**作業内容**: ツインピークスとリンチ監督についての文章を、最後の文の後から書き継いでください。

**抽出テキスト**:

· · · · ·

1990開始版から2017年版でさえ、劇中では”25年の歳月を経て”となっており、スケジュールが合って、あるいは条件が合って再登場した俳優の変化を見て、タイムワープで同窓会に出席しているような気分になった。

 

思うのは、やはり欧米人は18歳でほぼ外見的にも成熟する、ということだ。そして18歳成人後は徹底的に”個人”として扱うということ。この感覚は日本ではあまりないだろうし、あるいはアメリカではなくリンチ監督個人の思想かもしれないが。

 

リンチ監督は経歴を見ると、画家系の家系のようで、美術系の学校を出ているようだし、生活の糧にエングレーヴィング(銅版画の一種で腐食せずに直接彫る技法)で作品を作って売っていたということだ。

独特の絵作り、音楽も含めた映像の面白さ、美しさは、映画と言えども一枚絵の無数の連続である、という感覚で撮っているいるのではないかと感じた。

 

私はワシントンに一瞬いったことがあるが出張だったので、あまり風俗雰囲気はわからない。だが多分NYとはまた違っているのだろう。そして架空の街ツインピークスがワシントンDCではなくワシントン州にある(東京で行けば23区ではなく東京都内、という感じか)という説明も、なんとなくわかったような気がしてみていた。

 

日本人(モンゴロイド)は蒙古斑が長期残ることからも、ネオテニー(幼児性)を残して成人する、という説があるようだ。

これはもう少し複雑で、文化的要素(島国、日本語の閉鎖性、独自性、外部民族との接触の歴史的な少なさ)も相まって、という気がするのだが、いずれにせよスカイ・クロラの成人しない製品としての人種のように、ある意味特殊な要因を持っている気がする。

· · · · ·

**データ部**:
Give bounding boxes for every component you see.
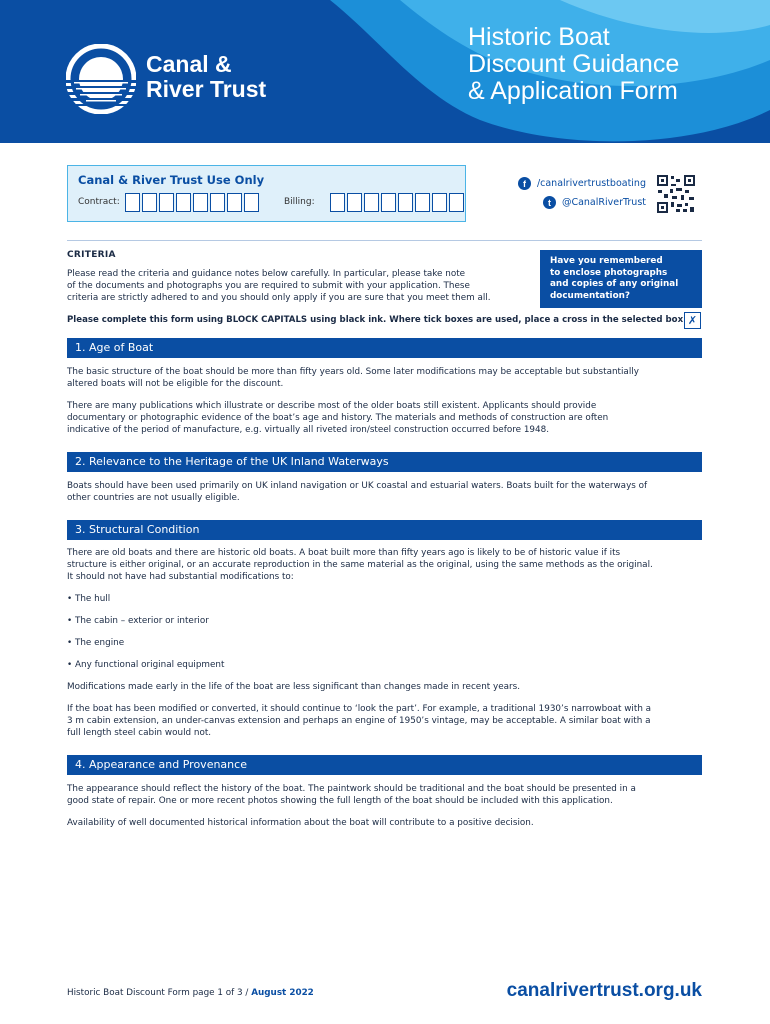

· · · · ·

**解答**:
いわゆる日本文化(アニメや漫画)は、そうしたネオテニーを極限まで突き詰めた面もあると思うし、それが特異な、接したことがない文化として海外の人に映っている可能性があるだろう。

 

だが、幼児性はとかく「誰かにやってもらう」という意識とも親和性が高いだろう。自身が「まだ成熟していない」のであれば、長い期間を経てやっと「成熟した」自分以外の人たちに、難しいことはまかせとけ、というような気持ち。これは自身に胸を当てて考えると、自分の中にも確実にある感覚だ。要するに「現実世界は人任せ」だ。

 

これはもしかすると、生涯を通じて新鮮な興味を持ち続ける可能性にもつながるだろう。芸術家が長生き傾向あるのは、心からの興味を持ち続けて生きているから、という意見があるが、感覚的には同意する。

 

責任感に欠けるが、クリエイティブ。つまり「真実の生より架空の生に憧れる」。

 

うーむ、これは私だ。

 

自己責任、自衛。アメリカでは銃は究極の自己防衛手段だろうが、国どおしの核保有がごとく、個人で核を保有し牽制している、という面もあるだろう。

 

リンチ監督は幼少時や若い時に、治安の悪い地区で苦労したという。その時の激烈な記憶が作品に木魂のように響いている。

 

悪を認めないのが啓蒙主義(良識(ボン・サンス)をすべての人が持っている=デカルトの立場)であるのなら、どうしようもなく悪を感じるものが浪漫主義者と言えるだろう。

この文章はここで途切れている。